§ Task brief
Pick out all lines of the entries that include the word "text" and copy them.

──────── Source data ────────

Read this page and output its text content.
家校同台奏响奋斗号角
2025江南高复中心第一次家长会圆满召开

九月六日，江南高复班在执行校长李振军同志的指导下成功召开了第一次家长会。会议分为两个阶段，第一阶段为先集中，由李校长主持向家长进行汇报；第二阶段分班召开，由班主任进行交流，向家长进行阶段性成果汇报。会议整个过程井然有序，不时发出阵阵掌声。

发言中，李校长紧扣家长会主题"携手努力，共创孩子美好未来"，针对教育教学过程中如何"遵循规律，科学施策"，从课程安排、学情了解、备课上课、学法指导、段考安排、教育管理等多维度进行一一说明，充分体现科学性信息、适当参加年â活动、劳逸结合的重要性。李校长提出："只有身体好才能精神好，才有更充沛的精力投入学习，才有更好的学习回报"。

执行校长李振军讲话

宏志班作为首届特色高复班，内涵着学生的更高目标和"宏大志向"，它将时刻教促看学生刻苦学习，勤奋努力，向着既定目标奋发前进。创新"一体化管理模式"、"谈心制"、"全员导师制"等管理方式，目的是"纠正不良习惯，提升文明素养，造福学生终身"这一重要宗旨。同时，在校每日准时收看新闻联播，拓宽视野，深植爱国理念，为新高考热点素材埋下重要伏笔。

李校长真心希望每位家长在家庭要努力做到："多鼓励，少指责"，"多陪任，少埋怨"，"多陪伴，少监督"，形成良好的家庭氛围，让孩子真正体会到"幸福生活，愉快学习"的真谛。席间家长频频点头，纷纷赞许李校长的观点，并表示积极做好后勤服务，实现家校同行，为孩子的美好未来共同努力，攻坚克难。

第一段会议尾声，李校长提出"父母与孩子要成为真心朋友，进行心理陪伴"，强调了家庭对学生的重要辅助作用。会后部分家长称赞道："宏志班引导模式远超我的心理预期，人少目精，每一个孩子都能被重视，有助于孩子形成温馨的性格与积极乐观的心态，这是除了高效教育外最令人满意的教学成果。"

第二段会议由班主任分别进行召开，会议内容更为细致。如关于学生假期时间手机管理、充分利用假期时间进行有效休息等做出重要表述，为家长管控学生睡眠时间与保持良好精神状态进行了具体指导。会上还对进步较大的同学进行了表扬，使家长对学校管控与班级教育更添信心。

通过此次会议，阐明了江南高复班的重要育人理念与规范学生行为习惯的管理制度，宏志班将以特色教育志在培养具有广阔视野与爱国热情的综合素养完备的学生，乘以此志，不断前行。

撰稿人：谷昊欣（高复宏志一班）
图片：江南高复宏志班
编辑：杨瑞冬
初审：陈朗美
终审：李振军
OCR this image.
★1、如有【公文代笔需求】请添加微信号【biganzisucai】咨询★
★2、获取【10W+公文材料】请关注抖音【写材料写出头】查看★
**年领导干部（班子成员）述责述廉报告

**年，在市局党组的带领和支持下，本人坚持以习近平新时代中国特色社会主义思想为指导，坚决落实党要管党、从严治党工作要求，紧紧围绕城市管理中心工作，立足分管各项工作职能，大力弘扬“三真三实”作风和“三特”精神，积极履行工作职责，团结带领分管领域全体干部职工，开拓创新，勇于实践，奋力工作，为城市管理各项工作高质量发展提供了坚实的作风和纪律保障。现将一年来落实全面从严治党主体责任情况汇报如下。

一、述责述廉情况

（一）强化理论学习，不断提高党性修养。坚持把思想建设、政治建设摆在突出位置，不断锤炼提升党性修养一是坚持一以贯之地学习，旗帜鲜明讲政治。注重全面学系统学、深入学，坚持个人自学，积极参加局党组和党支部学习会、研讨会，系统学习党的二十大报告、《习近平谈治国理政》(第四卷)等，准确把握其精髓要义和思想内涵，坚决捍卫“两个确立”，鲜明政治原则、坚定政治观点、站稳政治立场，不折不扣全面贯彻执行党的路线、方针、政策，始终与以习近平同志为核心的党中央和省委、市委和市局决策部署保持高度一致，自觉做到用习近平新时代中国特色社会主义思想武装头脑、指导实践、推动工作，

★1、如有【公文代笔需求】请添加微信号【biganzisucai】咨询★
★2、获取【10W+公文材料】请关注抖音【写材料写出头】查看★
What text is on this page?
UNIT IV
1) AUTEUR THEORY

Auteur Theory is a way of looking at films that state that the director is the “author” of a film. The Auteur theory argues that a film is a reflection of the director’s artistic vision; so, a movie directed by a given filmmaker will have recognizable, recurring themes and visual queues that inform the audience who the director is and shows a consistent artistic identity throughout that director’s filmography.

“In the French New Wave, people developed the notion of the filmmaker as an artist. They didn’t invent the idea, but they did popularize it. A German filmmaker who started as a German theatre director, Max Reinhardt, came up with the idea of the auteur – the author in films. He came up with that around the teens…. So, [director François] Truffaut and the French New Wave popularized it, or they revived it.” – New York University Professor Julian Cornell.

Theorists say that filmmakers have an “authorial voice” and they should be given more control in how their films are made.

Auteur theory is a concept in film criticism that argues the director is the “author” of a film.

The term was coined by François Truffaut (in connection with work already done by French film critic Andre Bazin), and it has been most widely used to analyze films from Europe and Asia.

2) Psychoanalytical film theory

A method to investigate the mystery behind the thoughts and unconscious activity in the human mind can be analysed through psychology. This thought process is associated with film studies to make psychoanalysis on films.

────────

§ Answer for this exercise
Read this page and output its text content.
What text is on this page?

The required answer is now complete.